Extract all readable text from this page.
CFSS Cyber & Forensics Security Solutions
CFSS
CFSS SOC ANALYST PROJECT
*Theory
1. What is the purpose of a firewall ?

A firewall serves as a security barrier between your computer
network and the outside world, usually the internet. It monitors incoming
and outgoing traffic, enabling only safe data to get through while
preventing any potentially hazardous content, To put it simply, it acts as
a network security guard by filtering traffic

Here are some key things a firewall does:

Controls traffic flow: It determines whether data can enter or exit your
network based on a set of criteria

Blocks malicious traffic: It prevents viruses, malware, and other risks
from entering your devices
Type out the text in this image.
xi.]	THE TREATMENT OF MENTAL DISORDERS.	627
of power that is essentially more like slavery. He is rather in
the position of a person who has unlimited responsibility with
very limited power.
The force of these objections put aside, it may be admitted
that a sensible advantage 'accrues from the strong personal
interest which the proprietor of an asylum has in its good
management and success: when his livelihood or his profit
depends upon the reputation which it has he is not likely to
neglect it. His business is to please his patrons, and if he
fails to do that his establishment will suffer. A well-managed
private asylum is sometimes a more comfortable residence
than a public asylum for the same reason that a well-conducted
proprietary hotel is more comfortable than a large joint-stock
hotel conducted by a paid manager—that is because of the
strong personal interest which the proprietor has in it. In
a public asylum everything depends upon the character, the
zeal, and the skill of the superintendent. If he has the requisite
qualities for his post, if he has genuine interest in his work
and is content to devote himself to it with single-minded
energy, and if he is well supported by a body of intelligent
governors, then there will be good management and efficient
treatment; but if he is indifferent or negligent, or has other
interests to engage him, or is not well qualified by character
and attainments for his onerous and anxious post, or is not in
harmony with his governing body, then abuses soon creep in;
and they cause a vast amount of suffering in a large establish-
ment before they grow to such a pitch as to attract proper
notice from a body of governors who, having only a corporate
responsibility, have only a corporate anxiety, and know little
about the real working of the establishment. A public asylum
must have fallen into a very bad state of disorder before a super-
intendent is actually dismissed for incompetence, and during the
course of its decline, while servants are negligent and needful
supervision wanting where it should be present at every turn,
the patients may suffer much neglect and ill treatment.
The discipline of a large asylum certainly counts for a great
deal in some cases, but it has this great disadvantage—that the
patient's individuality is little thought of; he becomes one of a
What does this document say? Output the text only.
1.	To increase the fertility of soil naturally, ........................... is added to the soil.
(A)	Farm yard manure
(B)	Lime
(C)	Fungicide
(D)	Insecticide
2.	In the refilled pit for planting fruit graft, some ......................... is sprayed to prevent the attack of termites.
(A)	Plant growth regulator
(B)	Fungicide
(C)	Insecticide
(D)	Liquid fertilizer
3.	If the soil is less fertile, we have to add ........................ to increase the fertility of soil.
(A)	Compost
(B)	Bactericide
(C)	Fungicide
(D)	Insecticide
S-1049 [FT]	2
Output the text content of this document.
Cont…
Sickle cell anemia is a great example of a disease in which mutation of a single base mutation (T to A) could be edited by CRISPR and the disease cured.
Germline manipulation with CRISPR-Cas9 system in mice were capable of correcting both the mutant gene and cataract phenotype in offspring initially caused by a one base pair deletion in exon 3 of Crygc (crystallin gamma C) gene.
★ ★ ★ ★
**Problem details**
Tally the lines of the material in which the string "well" appears. Give the tally and nothing else.

**Finished exercise**
4